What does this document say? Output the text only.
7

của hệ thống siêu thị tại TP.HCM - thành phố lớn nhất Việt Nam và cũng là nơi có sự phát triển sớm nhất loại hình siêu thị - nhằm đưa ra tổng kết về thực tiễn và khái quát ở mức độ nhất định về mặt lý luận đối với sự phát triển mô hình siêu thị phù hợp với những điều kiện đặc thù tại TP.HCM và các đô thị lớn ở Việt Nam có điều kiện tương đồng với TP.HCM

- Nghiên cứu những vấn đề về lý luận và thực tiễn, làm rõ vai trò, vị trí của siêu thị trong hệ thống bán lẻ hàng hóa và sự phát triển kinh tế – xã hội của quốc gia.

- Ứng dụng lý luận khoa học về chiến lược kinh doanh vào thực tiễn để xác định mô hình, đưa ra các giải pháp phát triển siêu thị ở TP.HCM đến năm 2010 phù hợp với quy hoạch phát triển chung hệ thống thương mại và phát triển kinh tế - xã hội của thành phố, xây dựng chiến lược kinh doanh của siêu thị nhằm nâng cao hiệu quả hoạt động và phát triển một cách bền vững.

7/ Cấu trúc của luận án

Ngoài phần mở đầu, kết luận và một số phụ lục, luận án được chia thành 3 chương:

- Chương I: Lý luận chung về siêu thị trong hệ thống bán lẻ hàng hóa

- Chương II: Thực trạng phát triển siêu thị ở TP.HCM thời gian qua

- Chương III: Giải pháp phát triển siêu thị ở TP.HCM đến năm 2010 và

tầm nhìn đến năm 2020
——————————
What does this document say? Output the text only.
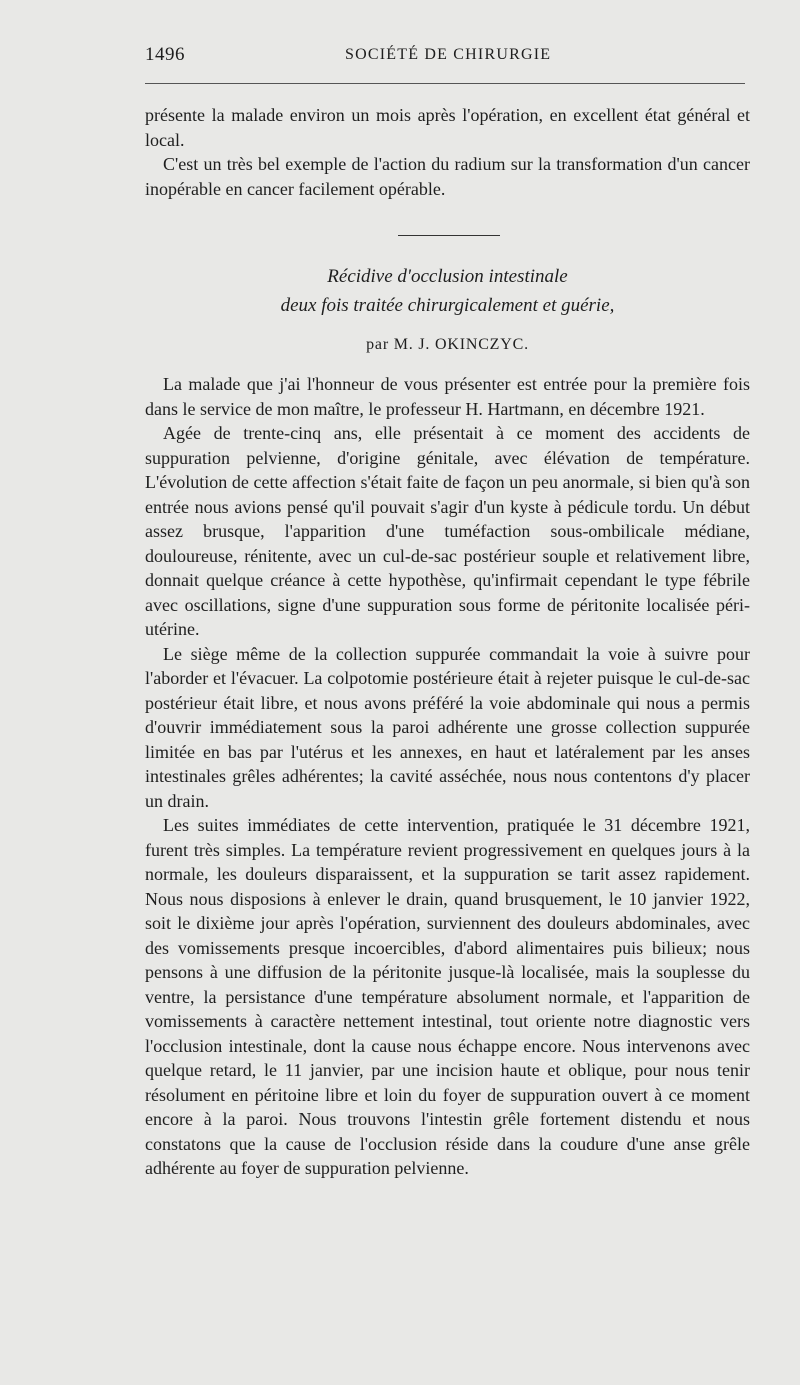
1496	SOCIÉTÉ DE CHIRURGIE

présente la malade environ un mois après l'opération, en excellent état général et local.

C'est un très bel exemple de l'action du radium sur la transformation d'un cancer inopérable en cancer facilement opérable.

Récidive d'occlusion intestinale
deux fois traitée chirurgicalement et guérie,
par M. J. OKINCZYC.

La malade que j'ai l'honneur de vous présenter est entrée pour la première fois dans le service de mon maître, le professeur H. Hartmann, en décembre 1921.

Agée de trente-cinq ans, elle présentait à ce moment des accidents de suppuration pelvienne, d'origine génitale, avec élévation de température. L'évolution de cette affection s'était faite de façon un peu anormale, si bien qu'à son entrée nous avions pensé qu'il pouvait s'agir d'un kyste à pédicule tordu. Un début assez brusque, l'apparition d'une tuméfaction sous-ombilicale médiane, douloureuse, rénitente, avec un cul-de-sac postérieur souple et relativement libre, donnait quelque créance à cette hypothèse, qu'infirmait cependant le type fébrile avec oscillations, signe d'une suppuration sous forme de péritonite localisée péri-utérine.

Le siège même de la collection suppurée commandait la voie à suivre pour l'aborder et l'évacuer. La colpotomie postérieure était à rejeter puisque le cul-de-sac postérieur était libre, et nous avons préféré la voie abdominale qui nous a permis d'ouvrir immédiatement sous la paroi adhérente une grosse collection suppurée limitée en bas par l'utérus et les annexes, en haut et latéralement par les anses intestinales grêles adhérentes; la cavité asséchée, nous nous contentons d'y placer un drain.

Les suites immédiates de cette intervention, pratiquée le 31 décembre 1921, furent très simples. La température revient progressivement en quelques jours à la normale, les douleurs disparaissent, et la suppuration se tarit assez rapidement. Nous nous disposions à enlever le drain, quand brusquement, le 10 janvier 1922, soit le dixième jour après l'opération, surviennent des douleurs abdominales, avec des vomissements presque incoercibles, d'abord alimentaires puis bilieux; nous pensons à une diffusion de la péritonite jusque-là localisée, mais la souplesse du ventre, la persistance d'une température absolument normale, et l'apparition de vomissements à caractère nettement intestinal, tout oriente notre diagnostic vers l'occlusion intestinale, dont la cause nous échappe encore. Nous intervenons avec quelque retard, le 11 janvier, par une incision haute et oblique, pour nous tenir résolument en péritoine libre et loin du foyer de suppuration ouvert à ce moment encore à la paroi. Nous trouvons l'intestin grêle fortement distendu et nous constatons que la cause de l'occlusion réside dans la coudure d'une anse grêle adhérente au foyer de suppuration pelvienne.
——————————
*Your objective:*
State how many lines of the records above contain "trong", with no words besides the number.

*Result for this task:*
2